REQUEST: List, from the lines below, each one with "звучит" in it.

* * *

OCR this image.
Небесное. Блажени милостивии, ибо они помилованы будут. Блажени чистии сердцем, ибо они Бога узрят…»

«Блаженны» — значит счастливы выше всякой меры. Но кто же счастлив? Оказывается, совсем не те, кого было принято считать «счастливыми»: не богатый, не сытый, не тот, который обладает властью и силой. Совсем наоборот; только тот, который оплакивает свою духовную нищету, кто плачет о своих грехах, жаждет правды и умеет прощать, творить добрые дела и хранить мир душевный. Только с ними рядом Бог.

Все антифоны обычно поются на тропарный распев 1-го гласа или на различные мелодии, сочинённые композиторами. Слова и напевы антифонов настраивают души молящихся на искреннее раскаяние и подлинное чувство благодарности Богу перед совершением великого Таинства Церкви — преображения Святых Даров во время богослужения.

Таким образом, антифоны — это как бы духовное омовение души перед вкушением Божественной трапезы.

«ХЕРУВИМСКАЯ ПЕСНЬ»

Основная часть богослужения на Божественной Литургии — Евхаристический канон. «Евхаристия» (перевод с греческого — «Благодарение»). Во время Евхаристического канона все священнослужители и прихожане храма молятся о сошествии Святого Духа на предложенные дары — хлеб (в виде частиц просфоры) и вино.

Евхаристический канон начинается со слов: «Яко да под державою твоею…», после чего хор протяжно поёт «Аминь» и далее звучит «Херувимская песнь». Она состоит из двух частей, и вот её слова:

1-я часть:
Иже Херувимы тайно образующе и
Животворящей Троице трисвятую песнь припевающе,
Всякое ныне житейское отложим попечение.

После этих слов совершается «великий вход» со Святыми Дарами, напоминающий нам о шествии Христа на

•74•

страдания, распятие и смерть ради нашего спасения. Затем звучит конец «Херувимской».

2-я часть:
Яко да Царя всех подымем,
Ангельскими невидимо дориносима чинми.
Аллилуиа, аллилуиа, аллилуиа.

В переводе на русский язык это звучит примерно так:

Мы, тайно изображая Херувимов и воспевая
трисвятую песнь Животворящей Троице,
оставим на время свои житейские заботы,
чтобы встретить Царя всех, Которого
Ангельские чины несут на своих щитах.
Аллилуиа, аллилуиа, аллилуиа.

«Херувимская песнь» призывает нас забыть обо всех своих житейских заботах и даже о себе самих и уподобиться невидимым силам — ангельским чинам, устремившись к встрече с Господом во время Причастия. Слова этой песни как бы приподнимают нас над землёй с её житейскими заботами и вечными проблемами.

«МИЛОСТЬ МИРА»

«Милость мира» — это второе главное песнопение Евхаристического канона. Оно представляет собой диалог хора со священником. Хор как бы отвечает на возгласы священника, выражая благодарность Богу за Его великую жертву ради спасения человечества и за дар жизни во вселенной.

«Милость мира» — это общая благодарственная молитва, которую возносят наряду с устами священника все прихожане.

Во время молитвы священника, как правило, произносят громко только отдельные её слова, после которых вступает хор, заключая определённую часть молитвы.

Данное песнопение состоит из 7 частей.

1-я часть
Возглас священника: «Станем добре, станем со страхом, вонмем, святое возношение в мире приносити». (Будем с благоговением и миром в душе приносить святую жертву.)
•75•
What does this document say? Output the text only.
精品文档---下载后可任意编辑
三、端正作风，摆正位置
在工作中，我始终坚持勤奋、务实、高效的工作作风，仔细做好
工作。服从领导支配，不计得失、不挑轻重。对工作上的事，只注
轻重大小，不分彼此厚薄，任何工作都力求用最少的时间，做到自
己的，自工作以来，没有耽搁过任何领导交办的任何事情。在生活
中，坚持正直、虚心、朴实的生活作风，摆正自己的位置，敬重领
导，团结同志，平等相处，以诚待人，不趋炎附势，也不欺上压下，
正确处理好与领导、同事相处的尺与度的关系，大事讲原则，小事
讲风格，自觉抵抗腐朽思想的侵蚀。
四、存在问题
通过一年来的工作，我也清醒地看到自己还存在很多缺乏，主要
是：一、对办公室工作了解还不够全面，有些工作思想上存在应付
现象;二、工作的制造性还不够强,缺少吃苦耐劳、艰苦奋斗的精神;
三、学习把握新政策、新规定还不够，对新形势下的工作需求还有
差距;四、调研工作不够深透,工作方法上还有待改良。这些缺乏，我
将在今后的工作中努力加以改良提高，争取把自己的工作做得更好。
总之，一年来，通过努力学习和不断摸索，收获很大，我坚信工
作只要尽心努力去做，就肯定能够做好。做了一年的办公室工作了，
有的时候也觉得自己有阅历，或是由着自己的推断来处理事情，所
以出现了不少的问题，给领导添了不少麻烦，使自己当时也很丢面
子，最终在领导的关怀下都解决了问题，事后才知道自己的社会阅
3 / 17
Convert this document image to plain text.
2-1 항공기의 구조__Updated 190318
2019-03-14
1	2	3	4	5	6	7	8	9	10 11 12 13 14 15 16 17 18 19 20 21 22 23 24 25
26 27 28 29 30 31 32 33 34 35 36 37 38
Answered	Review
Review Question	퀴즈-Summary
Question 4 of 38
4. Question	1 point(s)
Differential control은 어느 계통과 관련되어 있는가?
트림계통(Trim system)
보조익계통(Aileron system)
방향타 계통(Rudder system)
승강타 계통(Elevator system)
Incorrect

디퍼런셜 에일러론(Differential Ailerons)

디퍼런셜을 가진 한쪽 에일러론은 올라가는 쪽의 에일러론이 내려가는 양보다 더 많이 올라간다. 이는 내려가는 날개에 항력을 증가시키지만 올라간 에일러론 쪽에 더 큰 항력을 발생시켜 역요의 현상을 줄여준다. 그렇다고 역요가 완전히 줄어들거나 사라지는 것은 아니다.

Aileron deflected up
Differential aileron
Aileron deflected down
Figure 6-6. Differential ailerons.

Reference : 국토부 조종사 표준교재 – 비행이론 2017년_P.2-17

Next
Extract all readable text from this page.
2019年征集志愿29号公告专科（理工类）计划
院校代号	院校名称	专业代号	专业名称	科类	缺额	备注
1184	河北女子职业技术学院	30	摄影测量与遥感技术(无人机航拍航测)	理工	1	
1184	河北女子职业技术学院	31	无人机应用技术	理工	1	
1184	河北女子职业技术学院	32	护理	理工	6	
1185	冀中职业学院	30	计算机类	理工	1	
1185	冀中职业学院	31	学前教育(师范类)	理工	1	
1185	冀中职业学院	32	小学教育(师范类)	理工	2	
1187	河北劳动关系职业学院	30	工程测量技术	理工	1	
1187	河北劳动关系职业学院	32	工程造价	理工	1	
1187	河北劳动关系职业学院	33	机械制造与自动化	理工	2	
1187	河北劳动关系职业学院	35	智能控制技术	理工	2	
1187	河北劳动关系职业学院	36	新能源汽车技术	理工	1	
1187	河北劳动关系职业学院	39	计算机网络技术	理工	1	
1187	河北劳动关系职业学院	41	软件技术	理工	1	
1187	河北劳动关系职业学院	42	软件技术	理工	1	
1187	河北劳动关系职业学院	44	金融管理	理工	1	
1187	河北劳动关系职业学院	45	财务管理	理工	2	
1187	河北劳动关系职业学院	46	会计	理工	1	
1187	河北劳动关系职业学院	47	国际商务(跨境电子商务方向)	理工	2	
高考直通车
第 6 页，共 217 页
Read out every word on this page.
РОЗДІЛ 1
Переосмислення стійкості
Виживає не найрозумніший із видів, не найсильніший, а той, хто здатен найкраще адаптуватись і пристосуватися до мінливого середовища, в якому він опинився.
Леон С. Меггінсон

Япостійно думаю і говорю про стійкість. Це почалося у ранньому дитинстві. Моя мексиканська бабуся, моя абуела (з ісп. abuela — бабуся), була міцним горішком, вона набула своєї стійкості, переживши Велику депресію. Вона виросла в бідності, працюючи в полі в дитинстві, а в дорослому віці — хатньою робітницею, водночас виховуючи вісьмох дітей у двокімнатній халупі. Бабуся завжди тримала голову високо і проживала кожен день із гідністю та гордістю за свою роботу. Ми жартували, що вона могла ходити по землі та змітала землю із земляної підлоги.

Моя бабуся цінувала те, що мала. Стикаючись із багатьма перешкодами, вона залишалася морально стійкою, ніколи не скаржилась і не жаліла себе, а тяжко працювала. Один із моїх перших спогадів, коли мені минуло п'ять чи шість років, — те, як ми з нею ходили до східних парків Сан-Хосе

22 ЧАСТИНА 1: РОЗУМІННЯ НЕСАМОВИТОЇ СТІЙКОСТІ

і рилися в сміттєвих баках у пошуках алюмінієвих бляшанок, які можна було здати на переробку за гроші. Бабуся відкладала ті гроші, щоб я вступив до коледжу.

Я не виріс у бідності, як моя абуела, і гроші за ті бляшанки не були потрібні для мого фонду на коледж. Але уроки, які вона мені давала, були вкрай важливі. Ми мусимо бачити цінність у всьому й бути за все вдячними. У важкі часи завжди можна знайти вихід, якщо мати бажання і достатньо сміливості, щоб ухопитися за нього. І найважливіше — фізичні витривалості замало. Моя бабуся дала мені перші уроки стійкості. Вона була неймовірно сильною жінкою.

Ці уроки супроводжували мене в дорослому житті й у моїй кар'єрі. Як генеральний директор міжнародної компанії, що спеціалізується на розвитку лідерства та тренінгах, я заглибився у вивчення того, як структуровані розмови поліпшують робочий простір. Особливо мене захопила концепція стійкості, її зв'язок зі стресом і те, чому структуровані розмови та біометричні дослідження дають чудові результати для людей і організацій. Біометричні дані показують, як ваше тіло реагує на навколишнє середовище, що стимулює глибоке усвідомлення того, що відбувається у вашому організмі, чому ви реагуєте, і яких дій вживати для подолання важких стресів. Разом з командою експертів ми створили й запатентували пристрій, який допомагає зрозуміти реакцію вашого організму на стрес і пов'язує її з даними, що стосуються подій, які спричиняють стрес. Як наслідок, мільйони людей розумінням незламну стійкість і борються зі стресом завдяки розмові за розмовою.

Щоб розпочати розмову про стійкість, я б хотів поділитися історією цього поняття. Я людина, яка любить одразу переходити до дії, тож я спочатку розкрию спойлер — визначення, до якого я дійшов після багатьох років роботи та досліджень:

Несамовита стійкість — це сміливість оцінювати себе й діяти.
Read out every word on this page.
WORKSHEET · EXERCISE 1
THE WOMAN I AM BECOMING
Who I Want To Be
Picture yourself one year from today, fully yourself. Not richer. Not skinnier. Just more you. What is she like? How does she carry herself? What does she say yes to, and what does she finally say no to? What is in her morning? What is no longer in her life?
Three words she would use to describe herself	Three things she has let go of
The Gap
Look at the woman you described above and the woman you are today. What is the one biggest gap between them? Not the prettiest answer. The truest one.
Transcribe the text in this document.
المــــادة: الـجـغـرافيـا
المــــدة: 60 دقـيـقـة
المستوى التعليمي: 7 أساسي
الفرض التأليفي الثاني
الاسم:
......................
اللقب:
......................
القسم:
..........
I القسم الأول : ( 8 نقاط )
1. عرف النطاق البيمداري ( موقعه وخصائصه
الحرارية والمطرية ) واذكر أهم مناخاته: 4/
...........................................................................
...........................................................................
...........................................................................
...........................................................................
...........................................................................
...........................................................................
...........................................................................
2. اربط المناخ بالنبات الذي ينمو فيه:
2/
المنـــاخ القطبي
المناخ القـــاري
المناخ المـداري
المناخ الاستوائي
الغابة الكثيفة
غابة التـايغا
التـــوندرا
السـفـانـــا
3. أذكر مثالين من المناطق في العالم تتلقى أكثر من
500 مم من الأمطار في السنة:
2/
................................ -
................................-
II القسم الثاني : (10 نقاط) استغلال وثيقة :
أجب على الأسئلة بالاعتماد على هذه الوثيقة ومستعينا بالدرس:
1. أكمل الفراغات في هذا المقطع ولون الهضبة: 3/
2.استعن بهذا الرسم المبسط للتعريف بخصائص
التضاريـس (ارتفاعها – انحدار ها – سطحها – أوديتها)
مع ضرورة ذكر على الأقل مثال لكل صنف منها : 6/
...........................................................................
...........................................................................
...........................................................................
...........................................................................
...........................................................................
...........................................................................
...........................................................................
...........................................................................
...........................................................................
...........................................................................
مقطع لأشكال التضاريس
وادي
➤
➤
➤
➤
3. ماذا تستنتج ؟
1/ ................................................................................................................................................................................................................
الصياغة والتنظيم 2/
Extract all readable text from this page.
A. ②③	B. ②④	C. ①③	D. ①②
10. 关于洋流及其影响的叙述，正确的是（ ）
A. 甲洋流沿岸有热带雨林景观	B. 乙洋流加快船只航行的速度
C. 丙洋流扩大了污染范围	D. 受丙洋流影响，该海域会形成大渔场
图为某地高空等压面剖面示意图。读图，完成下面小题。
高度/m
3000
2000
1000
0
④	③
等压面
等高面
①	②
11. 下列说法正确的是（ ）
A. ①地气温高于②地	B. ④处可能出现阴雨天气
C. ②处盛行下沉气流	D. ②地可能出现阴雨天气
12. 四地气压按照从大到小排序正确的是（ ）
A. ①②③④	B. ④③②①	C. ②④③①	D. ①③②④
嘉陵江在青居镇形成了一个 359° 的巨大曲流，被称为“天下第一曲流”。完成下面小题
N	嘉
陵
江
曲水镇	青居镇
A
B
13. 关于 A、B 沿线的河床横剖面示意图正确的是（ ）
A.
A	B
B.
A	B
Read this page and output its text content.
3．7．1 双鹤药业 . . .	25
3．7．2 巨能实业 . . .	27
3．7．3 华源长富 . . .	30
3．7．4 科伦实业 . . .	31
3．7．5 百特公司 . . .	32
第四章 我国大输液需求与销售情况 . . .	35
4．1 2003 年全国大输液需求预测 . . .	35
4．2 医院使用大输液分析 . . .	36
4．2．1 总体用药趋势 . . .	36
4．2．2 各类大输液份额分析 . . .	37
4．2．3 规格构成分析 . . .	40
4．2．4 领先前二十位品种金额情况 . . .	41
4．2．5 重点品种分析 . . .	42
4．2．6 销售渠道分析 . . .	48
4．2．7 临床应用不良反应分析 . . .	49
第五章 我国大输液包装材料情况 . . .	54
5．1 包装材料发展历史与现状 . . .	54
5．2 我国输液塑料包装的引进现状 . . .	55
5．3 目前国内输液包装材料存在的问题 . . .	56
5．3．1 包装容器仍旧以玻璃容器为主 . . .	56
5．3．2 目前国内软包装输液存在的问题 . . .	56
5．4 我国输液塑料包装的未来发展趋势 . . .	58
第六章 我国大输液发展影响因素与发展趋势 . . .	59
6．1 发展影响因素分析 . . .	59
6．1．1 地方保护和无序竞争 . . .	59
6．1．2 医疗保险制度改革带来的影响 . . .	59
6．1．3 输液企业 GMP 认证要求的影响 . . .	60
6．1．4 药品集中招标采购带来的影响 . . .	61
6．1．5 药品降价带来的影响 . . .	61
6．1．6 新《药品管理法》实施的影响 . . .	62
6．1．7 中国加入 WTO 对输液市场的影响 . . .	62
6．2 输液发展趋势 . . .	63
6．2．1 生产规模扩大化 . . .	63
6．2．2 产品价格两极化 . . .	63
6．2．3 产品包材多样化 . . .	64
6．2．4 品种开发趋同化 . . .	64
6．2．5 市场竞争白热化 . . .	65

* * *

FULL RESPONSE:
Евхаристический канон начинается со слов: «Яко да под державою твоею…», после чего хор протяжно поёт «Аминь» и далее звучит «Херувимская песнь». Она состоит из двух частей, и вот её слова:
страдания, распятие и смерть ради нашего спасения. Затем звучит конец «Херувимской».
В переводе на русский язык это звучит примерно так:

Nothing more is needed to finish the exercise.